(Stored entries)
———
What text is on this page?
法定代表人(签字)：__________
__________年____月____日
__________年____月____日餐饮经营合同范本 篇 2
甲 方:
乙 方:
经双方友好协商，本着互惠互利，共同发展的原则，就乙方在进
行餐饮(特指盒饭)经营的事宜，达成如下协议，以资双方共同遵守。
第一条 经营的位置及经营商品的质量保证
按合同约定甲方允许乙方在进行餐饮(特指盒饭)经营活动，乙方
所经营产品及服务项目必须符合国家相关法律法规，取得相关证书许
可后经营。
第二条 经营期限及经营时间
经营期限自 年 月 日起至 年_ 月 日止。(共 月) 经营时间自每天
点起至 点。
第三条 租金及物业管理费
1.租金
———
* EXERCISE AIM: Gather and copy every line of the data in which the string "特指盒饭" is found.

* RESPONSE:
行餐饮(特指盒饭)经营的事宜，达成如下协议，以资双方共同遵守。
按合同约定甲方允许乙方在进行餐饮(特指盒饭)经营活动，乙方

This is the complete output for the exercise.